[Begin Material to process]
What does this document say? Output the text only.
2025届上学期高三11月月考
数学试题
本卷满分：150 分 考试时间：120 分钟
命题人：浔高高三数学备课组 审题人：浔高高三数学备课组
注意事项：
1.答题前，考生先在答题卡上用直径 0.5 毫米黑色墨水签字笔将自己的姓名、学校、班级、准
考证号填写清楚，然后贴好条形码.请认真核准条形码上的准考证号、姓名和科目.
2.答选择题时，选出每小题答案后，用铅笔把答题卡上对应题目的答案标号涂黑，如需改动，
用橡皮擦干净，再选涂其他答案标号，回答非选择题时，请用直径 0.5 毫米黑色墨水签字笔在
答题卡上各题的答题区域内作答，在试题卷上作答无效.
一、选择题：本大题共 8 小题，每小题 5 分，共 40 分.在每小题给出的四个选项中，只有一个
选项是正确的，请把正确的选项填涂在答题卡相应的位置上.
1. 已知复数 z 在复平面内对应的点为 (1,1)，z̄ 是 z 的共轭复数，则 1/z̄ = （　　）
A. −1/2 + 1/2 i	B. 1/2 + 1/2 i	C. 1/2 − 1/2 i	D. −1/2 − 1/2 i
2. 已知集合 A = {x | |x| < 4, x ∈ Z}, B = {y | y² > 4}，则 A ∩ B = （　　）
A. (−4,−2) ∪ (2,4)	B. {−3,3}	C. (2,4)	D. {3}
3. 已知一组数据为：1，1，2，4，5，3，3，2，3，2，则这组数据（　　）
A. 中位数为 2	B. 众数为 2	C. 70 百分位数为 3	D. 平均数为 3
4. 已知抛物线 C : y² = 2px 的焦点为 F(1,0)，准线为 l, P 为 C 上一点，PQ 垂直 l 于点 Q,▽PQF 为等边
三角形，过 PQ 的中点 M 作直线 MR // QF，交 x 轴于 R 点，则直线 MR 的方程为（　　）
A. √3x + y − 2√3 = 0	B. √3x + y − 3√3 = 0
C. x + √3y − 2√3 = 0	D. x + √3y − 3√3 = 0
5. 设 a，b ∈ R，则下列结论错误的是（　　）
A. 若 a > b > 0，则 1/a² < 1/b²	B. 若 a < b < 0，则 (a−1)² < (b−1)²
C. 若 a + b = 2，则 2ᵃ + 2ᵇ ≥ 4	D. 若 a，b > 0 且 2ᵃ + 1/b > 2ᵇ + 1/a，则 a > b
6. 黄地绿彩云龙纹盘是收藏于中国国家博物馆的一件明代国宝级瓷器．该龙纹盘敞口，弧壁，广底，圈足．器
[End Material to process]
Prompt: Transcribe the records above exactly as they appear.

Solved problem:
What does this document say? Output the text only.
2025届上学期高三11月月考
数学试题
本卷满分：150 分 考试时间：120 分钟
命题人：浔高高三数学备课组 审题人：浔高高三数学备课组
注意事项：
1.答题前，考生先在答题卡上用直径 0.5 毫米黑色墨水签字笔将自己的姓名、学校、班级、准
考证号填写清楚，然后贴好条形码.请认真核准条形码上的准考证号、姓名和科目.
2.答选择题时，选出每小题答案后，用铅笔把答题卡上对应题目的答案标号涂黑，如需改动，
用橡皮擦干净，再选涂其他答案标号，回答非选择题时，请用直径 0.5 毫米黑色墨水签字笔在
答题卡上各题的答题区域内作答，在试题卷上作答无效.
一、选择题：本大题共 8 小题，每小题 5 分，共 40 分.在每小题给出的四个选项中，只有一个
选项是正确的，请把正确的选项填涂在答题卡相应的位置上.
1. 已知复数 z 在复平面内对应的点为 (1,1)，z̄ 是 z 的共轭复数，则 1/z̄ = （　　）
A. −1/2 + 1/2 i	B. 1/2 + 1/2 i	C. 1/2 − 1/2 i	D. −1/2 − 1/2 i
2. 已知集合 A = {x | |x| < 4, x ∈ Z}, B = {y | y² > 4}，则 A ∩ B = （　　）
A. (−4,−2) ∪ (2,4)	B. {−3,3}	C. (2,4)	D. {3}
3. 已知一组数据为：1，1，2，4，5，3，3，2，3，2，则这组数据（　　）
A. 中位数为 2	B. 众数为 2	C. 70 百分位数为 3	D. 平均数为 3
4. 已知抛物线 C : y² = 2px 的焦点为 F(1,0)，准线为 l, P 为 C 上一点，PQ 垂直 l 于点 Q,▽PQF 为等边
三角形，过 PQ 的中点 M 作直线 MR // QF，交 x 轴于 R 点，则直线 MR 的方程为（　　）
A. √3x + y − 2√3 = 0	B. √3x + y − 3√3 = 0
C. x + √3y − 2√3 = 0	D. x + √3y − 3√3 = 0
5. 设 a，b ∈ R，则下列结论错误的是（　　）
A. 若 a > b > 0，则 1/a² < 1/b²	B. 若 a < b < 0，则 (a−1)² < (b−1)²
C. 若 a + b = 2，则 2ᵃ + 2ᵇ ≥ 4	D. 若 a，b > 0 且 2ᵃ + 1/b > 2ᵇ + 1/a，则 a > b
6. 黄地绿彩云龙纹盘是收藏于中国国家博物馆的一件明代国宝级瓷器．该龙纹盘敞口，弧壁，广底，圈足．器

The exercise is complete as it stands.